>>>>>
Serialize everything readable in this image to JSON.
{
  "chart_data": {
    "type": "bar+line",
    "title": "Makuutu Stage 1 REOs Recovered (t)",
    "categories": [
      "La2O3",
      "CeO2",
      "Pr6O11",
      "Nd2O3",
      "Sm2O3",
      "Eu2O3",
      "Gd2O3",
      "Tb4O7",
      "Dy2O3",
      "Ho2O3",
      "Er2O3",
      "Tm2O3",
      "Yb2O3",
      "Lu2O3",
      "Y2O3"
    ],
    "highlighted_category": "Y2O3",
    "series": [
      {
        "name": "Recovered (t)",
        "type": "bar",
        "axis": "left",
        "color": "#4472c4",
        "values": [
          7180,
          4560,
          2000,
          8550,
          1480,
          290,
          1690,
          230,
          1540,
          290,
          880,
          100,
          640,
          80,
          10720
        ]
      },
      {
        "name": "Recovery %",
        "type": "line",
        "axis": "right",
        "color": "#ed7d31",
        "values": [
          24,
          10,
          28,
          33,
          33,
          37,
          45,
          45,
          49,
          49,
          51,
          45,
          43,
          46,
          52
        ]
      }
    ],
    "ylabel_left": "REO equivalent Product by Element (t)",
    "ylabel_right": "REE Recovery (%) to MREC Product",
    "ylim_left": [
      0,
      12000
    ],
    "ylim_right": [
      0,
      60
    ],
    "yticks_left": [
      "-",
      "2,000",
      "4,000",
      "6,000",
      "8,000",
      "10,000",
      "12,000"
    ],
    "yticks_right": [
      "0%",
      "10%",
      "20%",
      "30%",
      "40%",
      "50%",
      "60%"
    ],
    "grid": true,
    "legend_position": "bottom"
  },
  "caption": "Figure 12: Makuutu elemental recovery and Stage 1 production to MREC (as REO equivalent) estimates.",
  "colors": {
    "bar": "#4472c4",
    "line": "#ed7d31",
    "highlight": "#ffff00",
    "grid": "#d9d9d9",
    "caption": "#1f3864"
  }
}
<<<<<
◆ WORK REQUIRED ◆
Every record should be repeated exactly; please leave none out.

◆ WRITTEN SOLUTION ◆
Serialize everything readable in this image to JSON.
{
  "chart_data": {
    "type": "bar+line",
    "title": "Makuutu Stage 1 REOs Recovered (t)",
    "categories": [
      "La2O3",
      "CeO2",
      "Pr6O11",
      "Nd2O3",
      "Sm2O3",
      "Eu2O3",
      "Gd2O3",
      "Tb4O7",
      "Dy2O3",
      "Ho2O3",
      "Er2O3",
      "Tm2O3",
      "Yb2O3",
      "Lu2O3",
      "Y2O3"
    ],
    "highlighted_category": "Y2O3",
    "series": [
      {
        "name": "Recovered (t)",
        "type": "bar",
        "axis": "left",
        "color": "#4472c4",
        "values": [
          7180,
          4560,
          2000,
          8550,
          1480,
          290,
          1690,
          230,
          1540,
          290,
          880,
          100,
          640,
          80,
          10720
        ]
      },
      {
        "name": "Recovery %",
        "type": "line",
        "axis": "right",
        "color": "#ed7d31",
        "values": [
          24,
          10,
          28,
          33,
          33,
          37,
          45,
          45,
          49,
          49,
          51,
          45,
          43,
          46,
          52
        ]
      }
    ],
    "ylabel_left": "REO equivalent Product by Element (t)",
    "ylabel_right": "REE Recovery (%) to MREC Product",
    "ylim_left": [
      0,
      12000
    ],
    "ylim_right": [
      0,
      60
    ],
    "yticks_left": [
      "-",
      "2,000",
      "4,000",
      "6,000",
      "8,000",
      "10,000",
      "12,000"
    ],
    "yticks_right": [
      "0%",
      "10%",
      "20%",
      "30%",
      "40%",
      "50%",
      "60%"
    ],
    "grid": true,
    "legend_position": "bottom"
  },
  "caption": "Figure 12: Makuutu elemental recovery and Stage 1 production to MREC (as REO equivalent) estimates.",
  "colors": {
    "bar": "#4472c4",
    "line": "#ed7d31",
    "highlight": "#ffff00",
    "grid": "#d9d9d9",
    "caption": "#1f3864"
  }
}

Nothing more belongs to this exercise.